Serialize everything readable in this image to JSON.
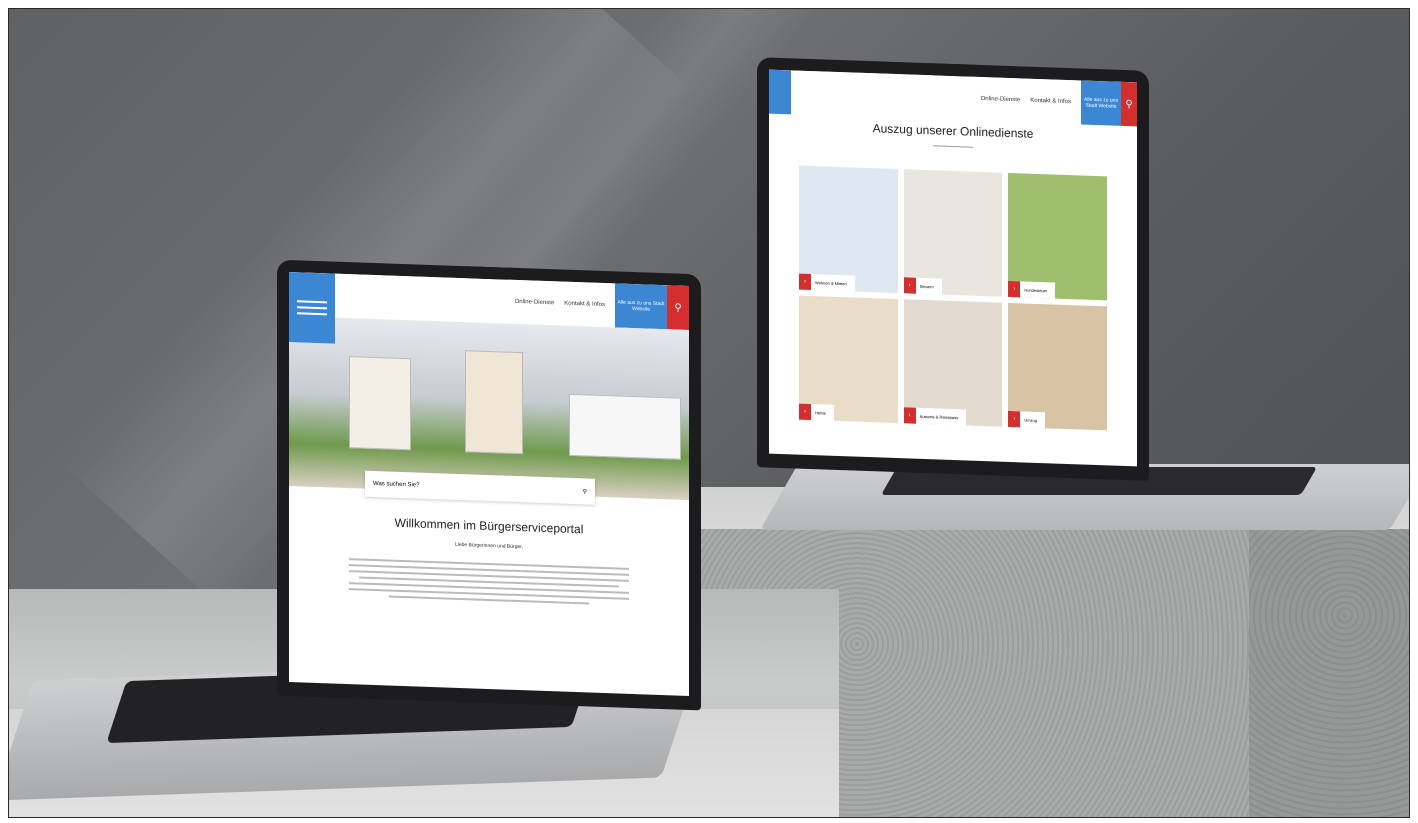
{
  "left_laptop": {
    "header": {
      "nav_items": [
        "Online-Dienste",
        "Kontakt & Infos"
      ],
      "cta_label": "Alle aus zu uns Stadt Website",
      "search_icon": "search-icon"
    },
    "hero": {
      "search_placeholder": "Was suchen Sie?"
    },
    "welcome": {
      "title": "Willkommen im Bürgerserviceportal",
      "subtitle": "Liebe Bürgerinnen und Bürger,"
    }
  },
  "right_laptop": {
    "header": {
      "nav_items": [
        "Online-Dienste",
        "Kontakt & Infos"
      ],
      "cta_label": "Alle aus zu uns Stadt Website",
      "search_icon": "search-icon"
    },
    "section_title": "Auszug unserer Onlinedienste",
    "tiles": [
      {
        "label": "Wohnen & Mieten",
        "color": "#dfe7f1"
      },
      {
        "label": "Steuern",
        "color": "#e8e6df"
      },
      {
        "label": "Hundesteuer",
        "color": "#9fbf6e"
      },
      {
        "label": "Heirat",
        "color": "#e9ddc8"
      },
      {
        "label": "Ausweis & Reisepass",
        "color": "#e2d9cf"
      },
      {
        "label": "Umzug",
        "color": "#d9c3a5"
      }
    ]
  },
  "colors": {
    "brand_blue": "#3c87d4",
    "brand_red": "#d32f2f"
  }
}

* * *

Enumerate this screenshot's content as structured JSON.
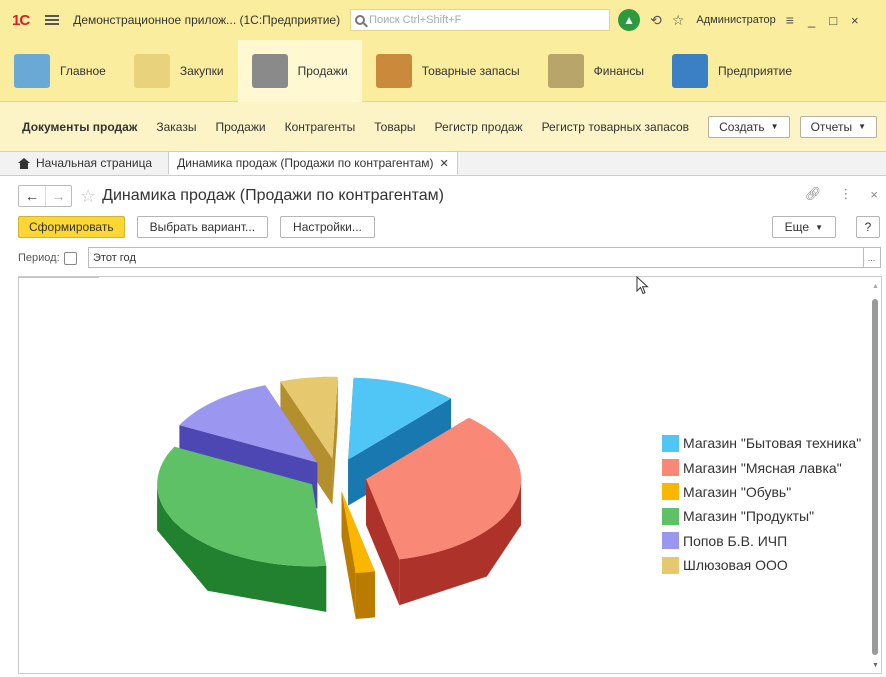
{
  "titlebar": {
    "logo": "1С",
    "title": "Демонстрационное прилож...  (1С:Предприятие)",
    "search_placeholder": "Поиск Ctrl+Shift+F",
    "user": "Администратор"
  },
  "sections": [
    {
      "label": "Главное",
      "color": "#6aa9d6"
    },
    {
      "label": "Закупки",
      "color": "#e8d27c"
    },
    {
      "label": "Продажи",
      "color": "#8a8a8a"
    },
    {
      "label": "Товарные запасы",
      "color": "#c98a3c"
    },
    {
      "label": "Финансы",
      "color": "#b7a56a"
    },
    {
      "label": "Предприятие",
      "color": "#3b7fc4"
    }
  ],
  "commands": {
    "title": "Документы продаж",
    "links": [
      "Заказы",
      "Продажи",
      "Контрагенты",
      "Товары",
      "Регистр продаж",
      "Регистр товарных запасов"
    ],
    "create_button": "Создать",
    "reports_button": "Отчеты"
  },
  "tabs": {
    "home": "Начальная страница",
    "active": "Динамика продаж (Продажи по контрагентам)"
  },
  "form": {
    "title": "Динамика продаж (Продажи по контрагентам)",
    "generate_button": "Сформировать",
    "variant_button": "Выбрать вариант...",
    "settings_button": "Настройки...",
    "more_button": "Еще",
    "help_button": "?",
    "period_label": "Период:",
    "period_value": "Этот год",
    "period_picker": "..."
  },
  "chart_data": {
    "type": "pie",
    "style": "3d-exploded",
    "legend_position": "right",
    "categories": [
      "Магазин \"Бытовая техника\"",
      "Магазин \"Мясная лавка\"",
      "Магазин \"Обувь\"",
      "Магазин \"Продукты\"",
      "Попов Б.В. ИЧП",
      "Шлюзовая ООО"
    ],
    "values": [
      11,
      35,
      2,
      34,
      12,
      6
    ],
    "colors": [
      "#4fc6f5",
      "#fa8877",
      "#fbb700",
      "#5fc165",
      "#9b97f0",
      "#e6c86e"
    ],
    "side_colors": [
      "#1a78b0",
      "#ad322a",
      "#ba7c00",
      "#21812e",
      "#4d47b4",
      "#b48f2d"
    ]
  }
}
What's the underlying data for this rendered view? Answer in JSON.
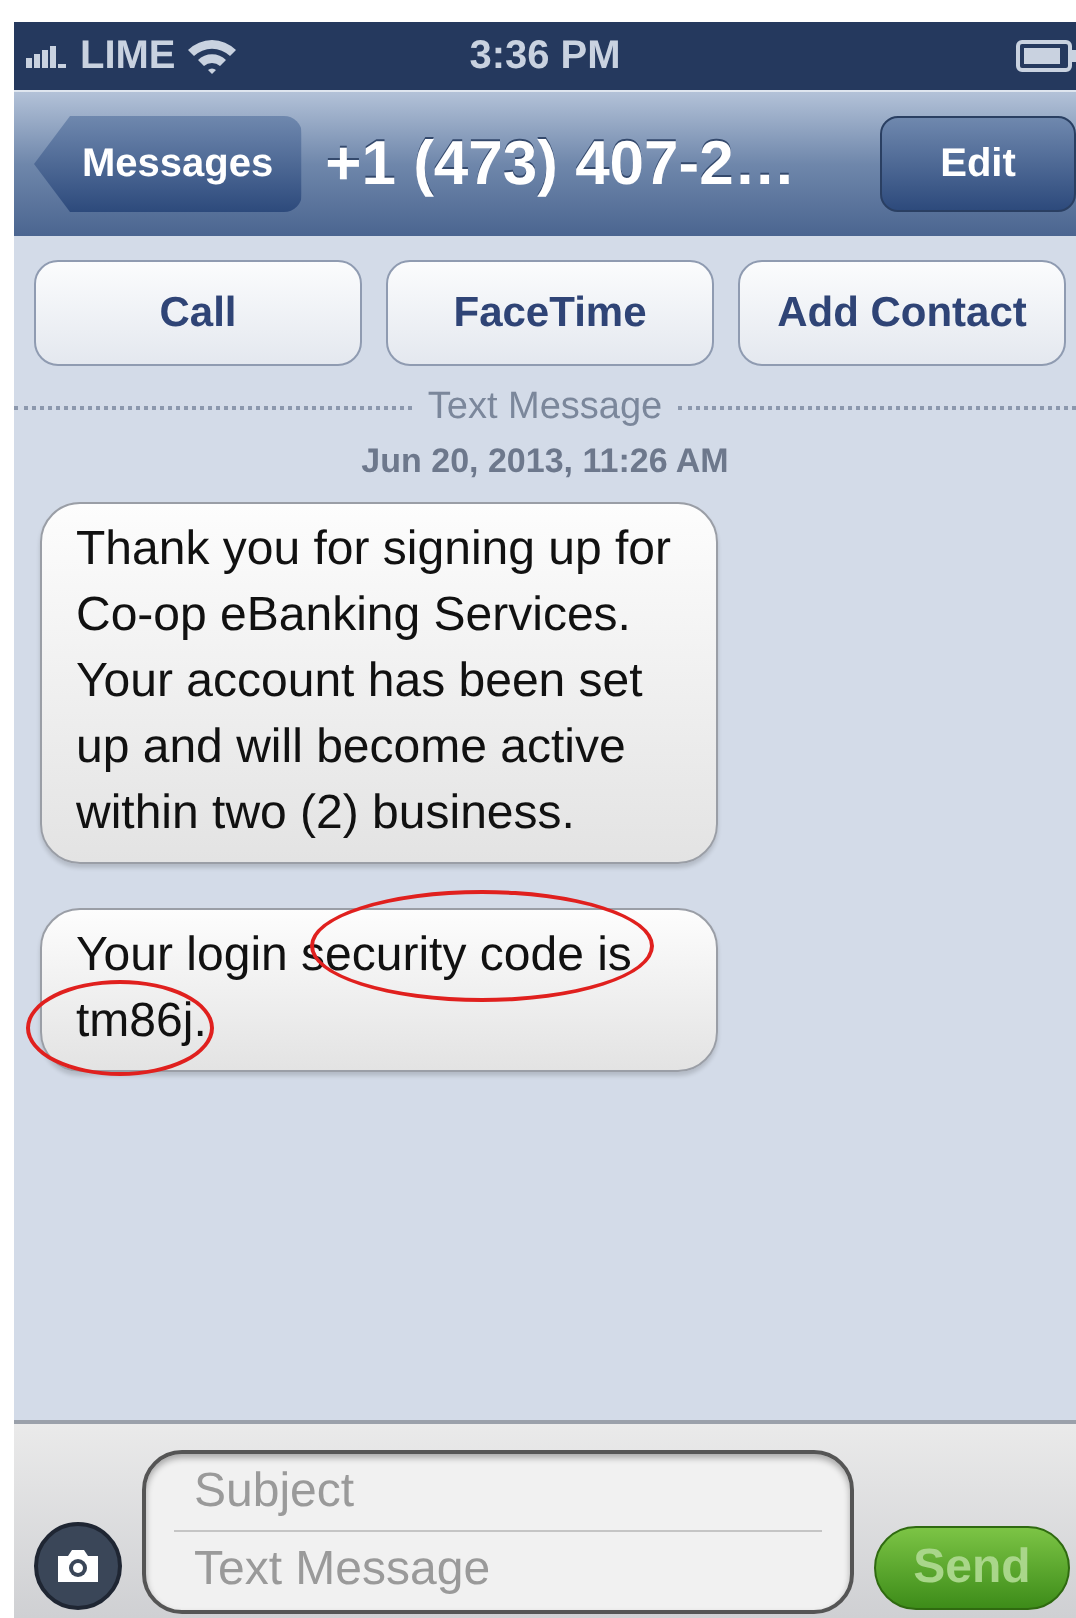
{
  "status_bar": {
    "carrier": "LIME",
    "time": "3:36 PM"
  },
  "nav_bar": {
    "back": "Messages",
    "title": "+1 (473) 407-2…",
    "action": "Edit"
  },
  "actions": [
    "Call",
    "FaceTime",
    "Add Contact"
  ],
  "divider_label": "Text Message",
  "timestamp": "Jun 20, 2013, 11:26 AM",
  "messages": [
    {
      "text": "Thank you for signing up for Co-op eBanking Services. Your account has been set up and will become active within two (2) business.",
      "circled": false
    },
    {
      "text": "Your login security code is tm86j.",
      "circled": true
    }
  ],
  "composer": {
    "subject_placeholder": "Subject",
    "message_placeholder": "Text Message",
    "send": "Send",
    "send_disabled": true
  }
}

_WRITTEN INSTRUCTION_
Scan the listing above. Gather each line that contains the word "Предприятие".

_WRITTEN RESPONSE_
    "title": "Демонстрационное прилож...  (1С:Предприятие)",
      "label": "Предприятие",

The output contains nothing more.